- [DATASET EXTRACT]
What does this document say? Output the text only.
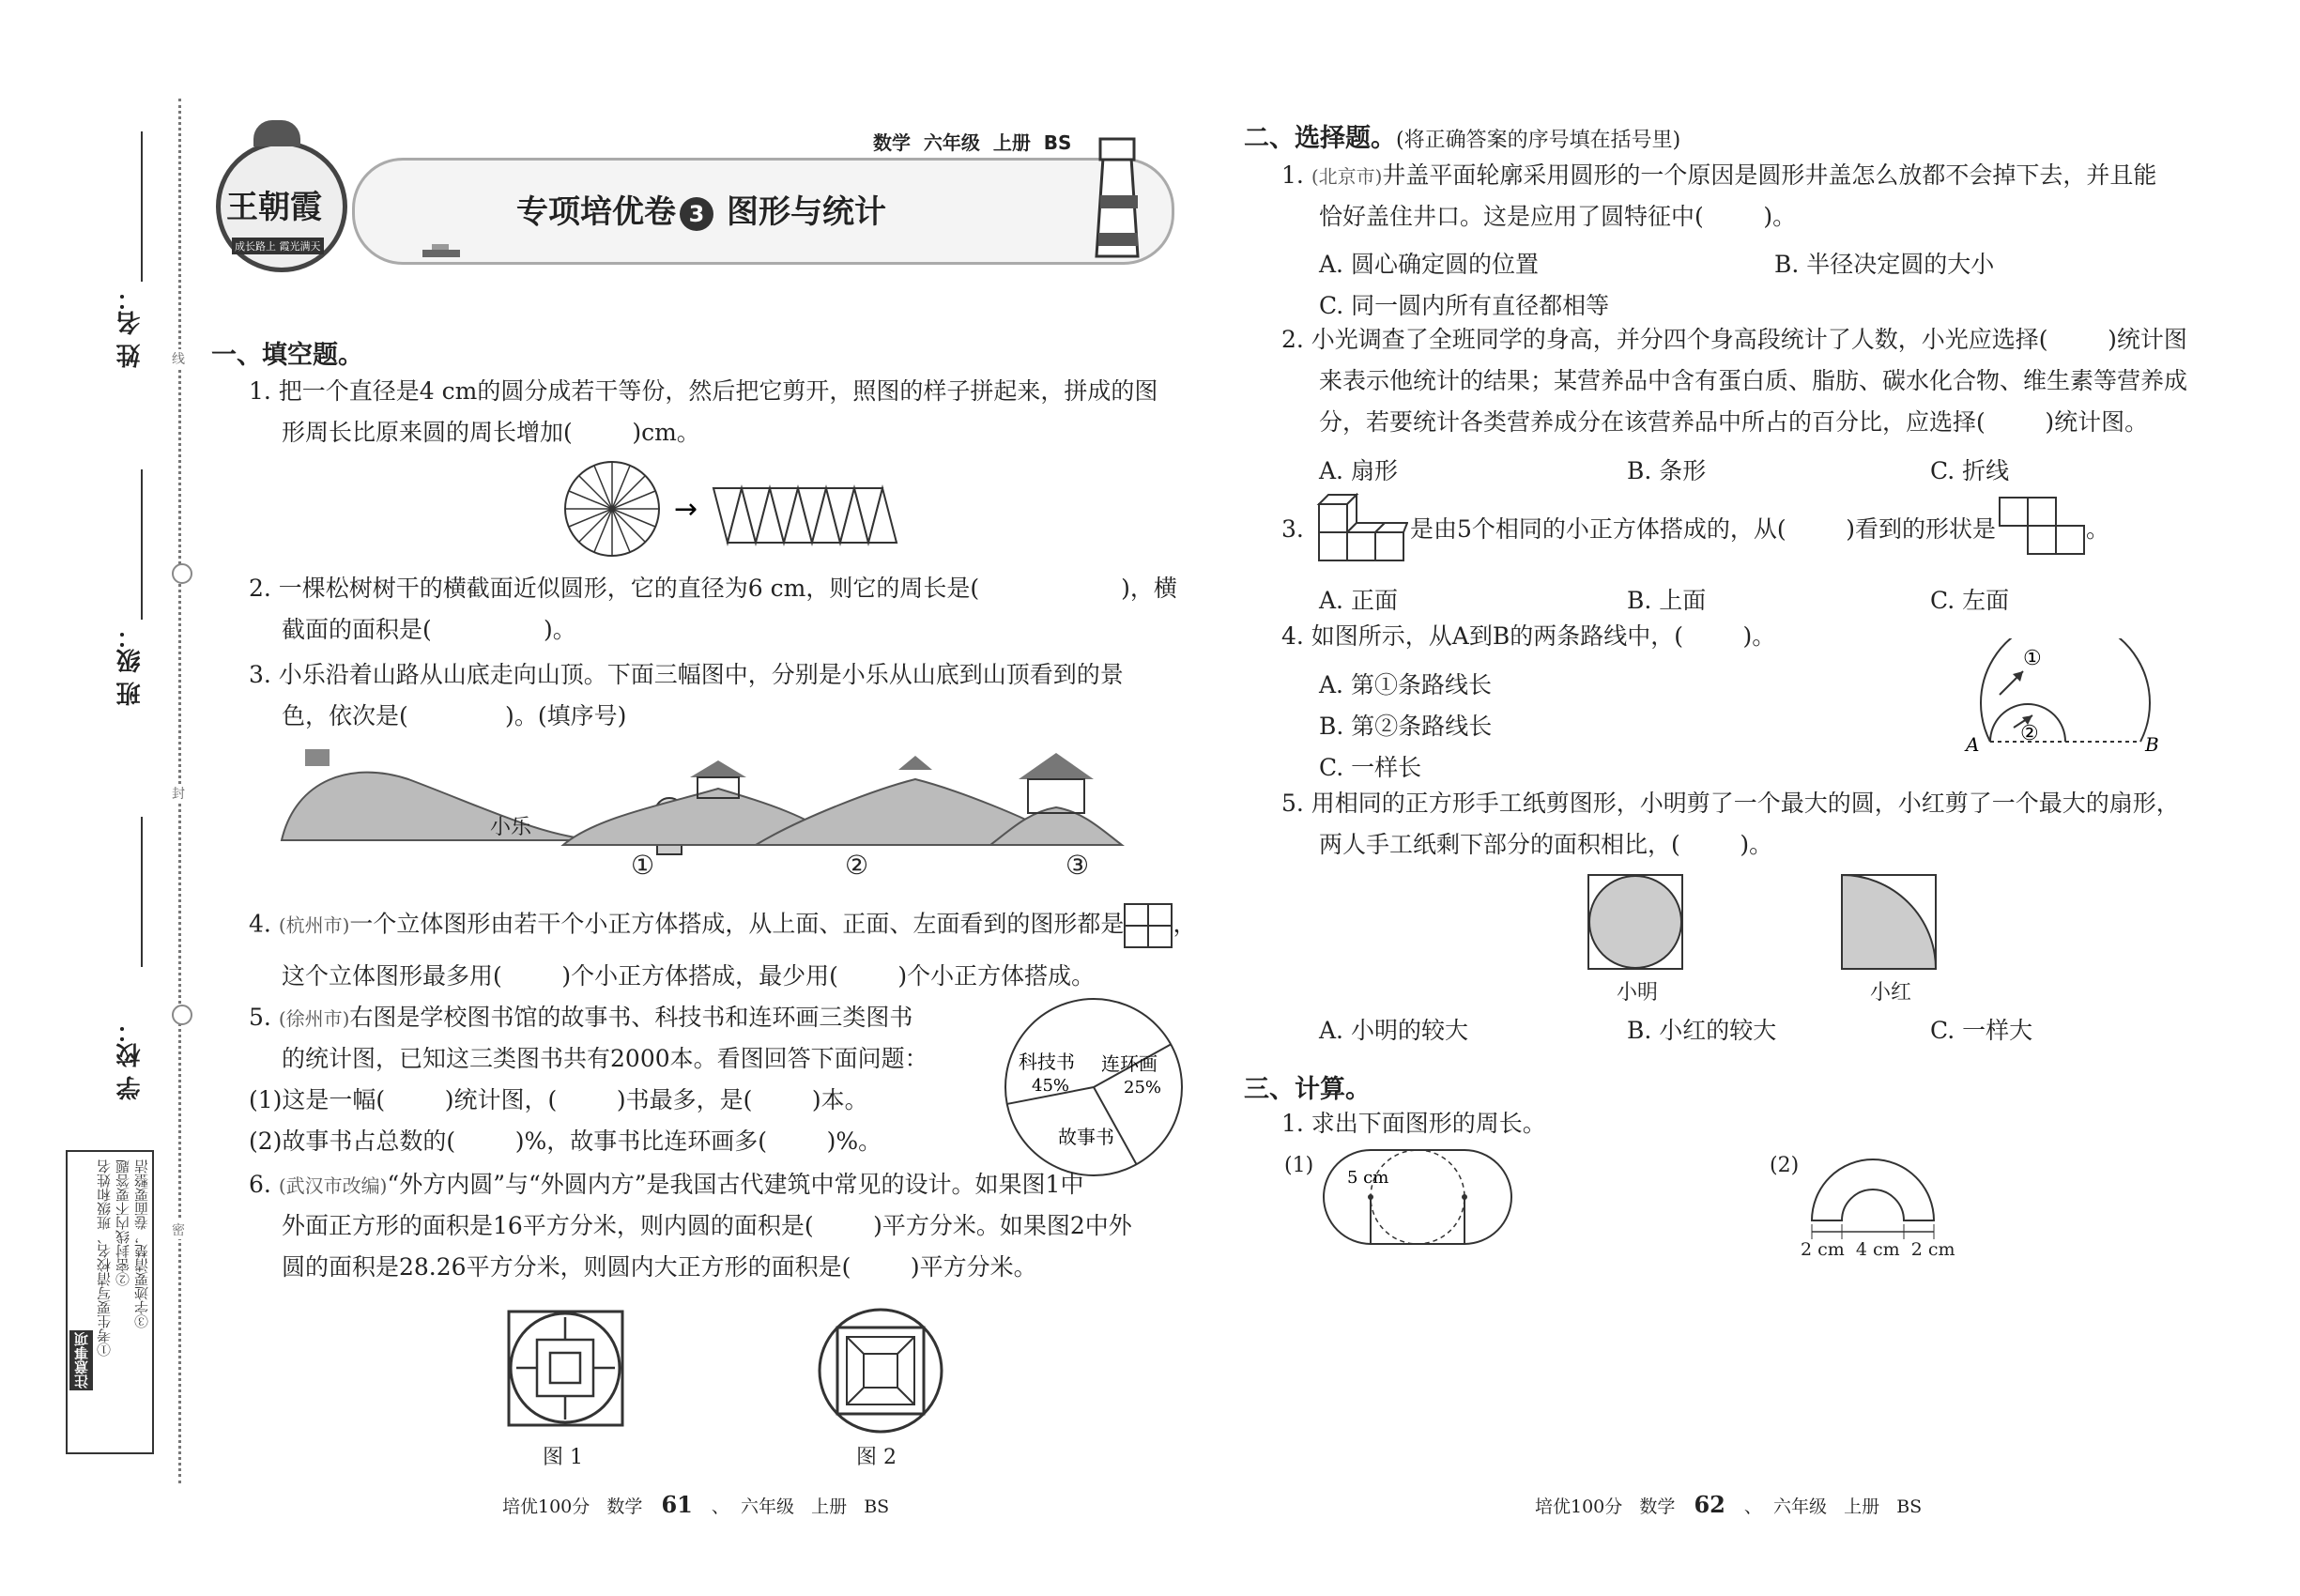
姓 名：
班 级：
学 校：
线
封
密
注意事项
①考生要写清校名、班级和姓名 ②密封线内不要答题 ③字迹要清楚，卷面要整洁
王朝霞
成长路上 霞光满天
数学  六年级  上册  BS
专项培优卷 3 图形与统计
一、填空题。
1. 把一个直径是4 cm的圆分成若干等份，然后把它剪开，照图的样子拼起来，拼成的图
形周长比原来圆的周长增加(        )cm。
→
2. 一棵松树树干的横截面近似圆形，它的直径为6 cm，则它的周长是(                   )，横
截面的面积是(               )。
3. 小乐沿着山路从山底走向山顶。下面三幅图中，分别是小乐从山底到山顶看到的景
色，依次是(             )。(填序号)
小乐
①	②	③
4. (杭州市)一个立体图形由若干个小正方体搭成，从上面、正面、左面看到的图形都是 ，
这个立体图形最多用(        )个小正方体搭成，最少用(        )个小正方体搭成。
5. (徐州市)右图是学校图书馆的故事书、科技书和连环画三类图书
的统计图，已知这三类图书共有2000本。看图回答下面问题：
(1)这是一幅(        )统计图，(        )书最多，是(        )本。
(2)故事书占总数的(        )%，故事书比连环画多(        )%。
科技书
45%
连环画
25%
故事书
6. (武汉市改编)“外方内圆”与“外圆内方”是我国古代建筑中常见的设计。如果图1中
外面正方形的面积是16平方分米，则内圆的面积是(        )平方分米。如果图2中外
圆的面积是28.26平方分米，则圆内大正方形的面积是(        )平方分米。
图 1	图 2
培优100分   数学 61 、  六年级   上册   BS
二、选择题。(将正确答案的序号填在括号里)
1. (北京市)井盖平面轮廓采用圆形的一个原因是圆形井盖怎么放都不会掉下去，并且能
恰好盖住井口。这是应用了圆特征中(        )。
A. 圆心确定圆的位置	B. 半径决定圆的大小
C. 同一圆内所有直径都相等
2. 小光调查了全班同学的身高，并分四个身高段统计了人数，小光应选择(        )统计图
来表示他统计的结果；某营养品中含有蛋白质、脂肪、碳水化合物、维生素等营养成
分，若要统计各类营养成分在该营养品中所占的百分比，应选择(        )统计图。
A. 扇形	B. 条形	C. 折线
3.	是由5个相同的小正方体搭成的，从(        )看到的形状是	。
A. 正面	B. 上面	C. 左面
4. 如图所示，从A到B的两条路线中，(        )。
A. 第①条路线长
B. 第②条路线长
C. 一样长
①
②
A	B
5. 用相同的正方形手工纸剪图形，小明剪了一个最大的圆，小红剪了一个最大的扇形，
两人手工纸剩下部分的面积相比，(        )。
小明	小红
A. 小明的较大	B. 小红的较大	C. 一样大
三、计算。
1. 求出下面图形的周长。
(1)	(2)
5 cm
2 cm  4 cm  2 cm
培优100分   数学 62 、  六年级   上册   BS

- [GOAL] Output every entry exactly as given; pictures are not part of the copy.

- [OUTPUT BELOW]
What does this document say? Output the text only.
姓 名：
班 级：
学 校：
线
封
密
注意事项
①考生要写清校名、班级和姓名 ②密封线内不要答题 ③字迹要清楚，卷面要整洁
王朝霞
成长路上 霞光满天
数学  六年级  上册  BS
专项培优卷 3 图形与统计
一、填空题。
1. 把一个直径是4 cm的圆分成若干等份，然后把它剪开，照图的样子拼起来，拼成的图
形周长比原来圆的周长增加(        )cm。
→
2. 一棵松树树干的横截面近似圆形，它的直径为6 cm，则它的周长是(                   )，横
截面的面积是(               )。
3. 小乐沿着山路从山底走向山顶。下面三幅图中，分别是小乐从山底到山顶看到的景
色，依次是(             )。(填序号)
小乐
①	②	③
4. (杭州市)一个立体图形由若干个小正方体搭成，从上面、正面、左面看到的图形都是 ，
这个立体图形最多用(        )个小正方体搭成，最少用(        )个小正方体搭成。
5. (徐州市)右图是学校图书馆的故事书、科技书和连环画三类图书
的统计图，已知这三类图书共有2000本。看图回答下面问题：
(1)这是一幅(        )统计图，(        )书最多，是(        )本。
(2)故事书占总数的(        )%，故事书比连环画多(        )%。
科技书
45%
连环画
25%
故事书
6. (武汉市改编)“外方内圆”与“外圆内方”是我国古代建筑中常见的设计。如果图1中
外面正方形的面积是16平方分米，则内圆的面积是(        )平方分米。如果图2中外
圆的面积是28.26平方分米，则圆内大正方形的面积是(        )平方分米。
图 1	图 2
培优100分   数学 61 、  六年级   上册   BS
二、选择题。(将正确答案的序号填在括号里)
1. (北京市)井盖平面轮廓采用圆形的一个原因是圆形井盖怎么放都不会掉下去，并且能
恰好盖住井口。这是应用了圆特征中(        )。
A. 圆心确定圆的位置	B. 半径决定圆的大小
C. 同一圆内所有直径都相等
2. 小光调查了全班同学的身高，并分四个身高段统计了人数，小光应选择(        )统计图
来表示他统计的结果；某营养品中含有蛋白质、脂肪、碳水化合物、维生素等营养成
分，若要统计各类营养成分在该营养品中所占的百分比，应选择(        )统计图。
A. 扇形	B. 条形	C. 折线
3.	是由5个相同的小正方体搭成的，从(        )看到的形状是	。
A. 正面	B. 上面	C. 左面
4. 如图所示，从A到B的两条路线中，(        )。
A. 第①条路线长
B. 第②条路线长
C. 一样长
①
②
A	B
5. 用相同的正方形手工纸剪图形，小明剪了一个最大的圆，小红剪了一个最大的扇形，
两人手工纸剩下部分的面积相比，(        )。
小明	小红
A. 小明的较大	B. 小红的较大	C. 一样大
三、计算。
1. 求出下面图形的周长。
(1)	(2)
5 cm
2 cm  4 cm  2 cm
培优100分   数学 62 、  六年级   上册   BS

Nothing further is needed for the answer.